- **Given request**: Print exactly the lines from the line with "Give me a plain-text" to the last line of the data, please, both included.

- **Task input**:

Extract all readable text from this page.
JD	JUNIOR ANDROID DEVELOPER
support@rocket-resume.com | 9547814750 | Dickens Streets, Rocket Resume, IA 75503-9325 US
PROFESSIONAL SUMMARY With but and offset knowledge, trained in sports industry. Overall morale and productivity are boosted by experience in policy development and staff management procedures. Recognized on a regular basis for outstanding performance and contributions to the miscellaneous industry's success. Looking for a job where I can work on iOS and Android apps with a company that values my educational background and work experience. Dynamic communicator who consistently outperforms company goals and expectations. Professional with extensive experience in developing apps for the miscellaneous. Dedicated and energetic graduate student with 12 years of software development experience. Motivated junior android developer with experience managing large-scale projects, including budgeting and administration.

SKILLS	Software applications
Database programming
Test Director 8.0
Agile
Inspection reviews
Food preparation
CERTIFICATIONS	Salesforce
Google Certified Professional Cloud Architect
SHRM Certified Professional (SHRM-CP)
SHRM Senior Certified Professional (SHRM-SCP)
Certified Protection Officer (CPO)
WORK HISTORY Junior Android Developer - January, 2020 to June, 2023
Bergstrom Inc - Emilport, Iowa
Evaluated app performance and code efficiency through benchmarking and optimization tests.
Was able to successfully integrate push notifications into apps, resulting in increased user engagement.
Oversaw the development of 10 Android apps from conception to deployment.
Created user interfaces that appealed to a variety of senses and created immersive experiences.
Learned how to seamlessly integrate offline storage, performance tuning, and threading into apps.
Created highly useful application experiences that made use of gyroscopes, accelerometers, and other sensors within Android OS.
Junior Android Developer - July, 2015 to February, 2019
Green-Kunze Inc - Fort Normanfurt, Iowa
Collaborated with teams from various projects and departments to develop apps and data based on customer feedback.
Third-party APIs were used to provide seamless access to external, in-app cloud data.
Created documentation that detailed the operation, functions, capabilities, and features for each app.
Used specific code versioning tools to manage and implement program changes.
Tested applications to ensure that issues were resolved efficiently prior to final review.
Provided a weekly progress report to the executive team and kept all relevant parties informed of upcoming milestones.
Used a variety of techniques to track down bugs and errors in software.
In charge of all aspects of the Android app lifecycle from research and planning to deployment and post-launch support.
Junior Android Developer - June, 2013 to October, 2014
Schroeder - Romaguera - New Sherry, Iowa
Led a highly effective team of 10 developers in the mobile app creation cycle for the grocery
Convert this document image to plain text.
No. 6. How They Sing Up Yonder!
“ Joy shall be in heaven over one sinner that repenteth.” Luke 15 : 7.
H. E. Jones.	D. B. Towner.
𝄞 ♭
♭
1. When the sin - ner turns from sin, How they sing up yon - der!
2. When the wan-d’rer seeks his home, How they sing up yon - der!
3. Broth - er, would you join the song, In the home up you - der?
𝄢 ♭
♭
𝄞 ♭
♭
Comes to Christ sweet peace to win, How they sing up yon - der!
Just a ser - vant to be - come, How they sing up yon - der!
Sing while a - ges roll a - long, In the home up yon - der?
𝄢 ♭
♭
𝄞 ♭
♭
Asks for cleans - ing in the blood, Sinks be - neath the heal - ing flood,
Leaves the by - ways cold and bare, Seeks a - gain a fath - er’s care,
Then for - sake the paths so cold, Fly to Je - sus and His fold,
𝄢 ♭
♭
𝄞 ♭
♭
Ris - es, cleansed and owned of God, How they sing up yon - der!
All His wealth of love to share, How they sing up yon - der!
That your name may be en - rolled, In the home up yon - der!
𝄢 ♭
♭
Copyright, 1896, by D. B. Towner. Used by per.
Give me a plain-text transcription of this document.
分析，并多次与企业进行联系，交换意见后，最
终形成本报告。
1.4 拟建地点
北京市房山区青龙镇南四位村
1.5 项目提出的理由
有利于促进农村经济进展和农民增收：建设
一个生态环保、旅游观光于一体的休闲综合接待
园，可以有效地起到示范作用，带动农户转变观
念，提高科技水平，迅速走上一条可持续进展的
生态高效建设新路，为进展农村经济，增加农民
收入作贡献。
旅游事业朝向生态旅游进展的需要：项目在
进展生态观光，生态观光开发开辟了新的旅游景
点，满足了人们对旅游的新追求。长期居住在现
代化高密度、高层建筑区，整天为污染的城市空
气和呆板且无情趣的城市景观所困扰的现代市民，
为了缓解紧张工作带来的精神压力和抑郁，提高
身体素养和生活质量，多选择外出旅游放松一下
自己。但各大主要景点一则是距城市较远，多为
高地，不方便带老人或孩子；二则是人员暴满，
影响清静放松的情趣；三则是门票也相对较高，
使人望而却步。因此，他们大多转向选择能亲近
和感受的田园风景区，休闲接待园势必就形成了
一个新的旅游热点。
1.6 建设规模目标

- **Answer**:
Give me a plain-text transcription of this document.
分析，并多次与企业进行联系，交换意见后，最
终形成本报告。
1.4 拟建地点
北京市房山区青龙镇南四位村
1.5 项目提出的理由
有利于促进农村经济进展和农民增收：建设
一个生态环保、旅游观光于一体的休闲综合接待
园，可以有效地起到示范作用，带动农户转变观
念，提高科技水平，迅速走上一条可持续进展的
生态高效建设新路，为进展农村经济，增加农民
收入作贡献。
旅游事业朝向生态旅游进展的需要：项目在
进展生态观光，生态观光开发开辟了新的旅游景
点，满足了人们对旅游的新追求。长期居住在现
代化高密度、高层建筑区，整天为污染的城市空
气和呆板且无情趣的城市景观所困扰的现代市民，
为了缓解紧张工作带来的精神压力和抑郁，提高
身体素养和生活质量，多选择外出旅游放松一下
自己。但各大主要景点一则是距城市较远，多为
高地，不方便带老人或孩子；二则是人员暴满，
影响清静放松的情趣；三则是门票也相对较高，
使人望而却步。因此，他们大多转向选择能亲近
和感受的田园风景区，休闲接待园势必就形成了
一个新的旅游热点。
1.6 建设规模目标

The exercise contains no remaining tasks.